> _Requirements_: Return every entry exactly as written.
◆ ◆ ◆
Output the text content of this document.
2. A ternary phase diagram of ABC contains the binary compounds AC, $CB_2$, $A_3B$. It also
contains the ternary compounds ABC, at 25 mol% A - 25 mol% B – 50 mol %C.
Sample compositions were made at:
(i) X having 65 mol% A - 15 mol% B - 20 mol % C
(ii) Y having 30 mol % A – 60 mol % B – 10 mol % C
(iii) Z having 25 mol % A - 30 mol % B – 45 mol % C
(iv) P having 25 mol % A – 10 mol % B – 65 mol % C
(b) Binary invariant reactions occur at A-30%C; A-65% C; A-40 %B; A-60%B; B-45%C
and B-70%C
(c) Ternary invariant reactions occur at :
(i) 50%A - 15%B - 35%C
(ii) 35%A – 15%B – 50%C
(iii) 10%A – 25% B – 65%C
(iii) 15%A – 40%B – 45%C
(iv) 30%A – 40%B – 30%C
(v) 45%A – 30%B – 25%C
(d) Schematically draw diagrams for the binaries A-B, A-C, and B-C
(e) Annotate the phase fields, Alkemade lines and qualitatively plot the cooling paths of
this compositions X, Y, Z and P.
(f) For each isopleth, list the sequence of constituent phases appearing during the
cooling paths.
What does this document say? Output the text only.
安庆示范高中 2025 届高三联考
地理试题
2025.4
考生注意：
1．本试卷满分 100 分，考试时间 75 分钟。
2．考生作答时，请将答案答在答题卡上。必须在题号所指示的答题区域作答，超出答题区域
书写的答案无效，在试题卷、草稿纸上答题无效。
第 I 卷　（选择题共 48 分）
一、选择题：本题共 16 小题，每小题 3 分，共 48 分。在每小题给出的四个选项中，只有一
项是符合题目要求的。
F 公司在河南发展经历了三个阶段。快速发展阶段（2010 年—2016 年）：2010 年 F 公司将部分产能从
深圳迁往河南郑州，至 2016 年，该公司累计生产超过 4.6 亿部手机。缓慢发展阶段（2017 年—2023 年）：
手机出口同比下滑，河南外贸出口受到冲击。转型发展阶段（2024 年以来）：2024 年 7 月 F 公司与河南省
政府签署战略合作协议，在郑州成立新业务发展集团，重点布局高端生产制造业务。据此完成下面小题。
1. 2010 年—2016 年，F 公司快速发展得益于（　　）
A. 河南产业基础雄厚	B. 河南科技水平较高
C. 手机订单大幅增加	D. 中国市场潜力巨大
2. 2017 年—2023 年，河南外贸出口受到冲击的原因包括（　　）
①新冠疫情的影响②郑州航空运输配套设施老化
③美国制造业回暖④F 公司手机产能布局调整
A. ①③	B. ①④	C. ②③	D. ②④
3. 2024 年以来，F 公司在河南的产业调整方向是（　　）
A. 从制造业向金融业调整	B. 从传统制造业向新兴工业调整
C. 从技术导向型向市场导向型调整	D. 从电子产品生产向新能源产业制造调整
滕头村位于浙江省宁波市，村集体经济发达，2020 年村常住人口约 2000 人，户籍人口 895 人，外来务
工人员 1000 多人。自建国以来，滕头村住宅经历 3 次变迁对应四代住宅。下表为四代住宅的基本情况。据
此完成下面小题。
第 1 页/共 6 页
◆ ◆ ◆
> _Solution_:
Output the text content of this document.
2. A ternary phase diagram of ABC contains the binary compounds AC, $CB_2$, $A_3B$. It also
contains the ternary compounds ABC, at 25 mol% A - 25 mol% B – 50 mol %C.
Sample compositions were made at:
(i) X having 65 mol% A - 15 mol% B - 20 mol % C
(ii) Y having 30 mol % A – 60 mol % B – 10 mol % C
(iii) Z having 25 mol % A - 30 mol % B – 45 mol % C
(iv) P having 25 mol % A – 10 mol % B – 65 mol % C
(b) Binary invariant reactions occur at A-30%C; A-65% C; A-40 %B; A-60%B; B-45%C
and B-70%C
(c) Ternary invariant reactions occur at :
(i) 50%A - 15%B - 35%C
(ii) 35%A – 15%B – 50%C
(iii) 10%A – 25% B – 65%C
(iii) 15%A – 40%B – 45%C
(iv) 30%A – 40%B – 30%C
(v) 45%A – 30%B – 25%C
(d) Schematically draw diagrams for the binaries A-B, A-C, and B-C
(e) Annotate the phase fields, Alkemade lines and qualitatively plot the cooling paths of
this compositions X, Y, Z and P.
(f) For each isopleth, list the sequence of constituent phases appearing during the
cooling paths.
What does this document say? Output the text only.
安庆示范高中 2025 届高三联考
地理试题
2025.4
考生注意：
1．本试卷满分 100 分，考试时间 75 分钟。
2．考生作答时，请将答案答在答题卡上。必须在题号所指示的答题区域作答，超出答题区域
书写的答案无效，在试题卷、草稿纸上答题无效。
第 I 卷　（选择题共 48 分）
一、选择题：本题共 16 小题，每小题 3 分，共 48 分。在每小题给出的四个选项中，只有一
项是符合题目要求的。
F 公司在河南发展经历了三个阶段。快速发展阶段（2010 年—2016 年）：2010 年 F 公司将部分产能从
深圳迁往河南郑州，至 2016 年，该公司累计生产超过 4.6 亿部手机。缓慢发展阶段（2017 年—2023 年）：
手机出口同比下滑，河南外贸出口受到冲击。转型发展阶段（2024 年以来）：2024 年 7 月 F 公司与河南省
政府签署战略合作协议，在郑州成立新业务发展集团，重点布局高端生产制造业务。据此完成下面小题。
1. 2010 年—2016 年，F 公司快速发展得益于（　　）
A. 河南产业基础雄厚	B. 河南科技水平较高
C. 手机订单大幅增加	D. 中国市场潜力巨大
2. 2017 年—2023 年，河南外贸出口受到冲击的原因包括（　　）
①新冠疫情的影响②郑州航空运输配套设施老化
③美国制造业回暖④F 公司手机产能布局调整
A. ①③	B. ①④	C. ②③	D. ②④
3. 2024 年以来，F 公司在河南的产业调整方向是（　　）
A. 从制造业向金融业调整	B. 从传统制造业向新兴工业调整
C. 从技术导向型向市场导向型调整	D. 从电子产品生产向新能源产业制造调整
滕头村位于浙江省宁波市，村集体经济发达，2020 年村常住人口约 2000 人，户籍人口 895 人，外来务
工人员 1000 多人。自建国以来，滕头村住宅经历 3 次变迁对应四代住宅。下表为四代住宅的基本情况。据
此完成下面小题。
第 1 页/共 6 页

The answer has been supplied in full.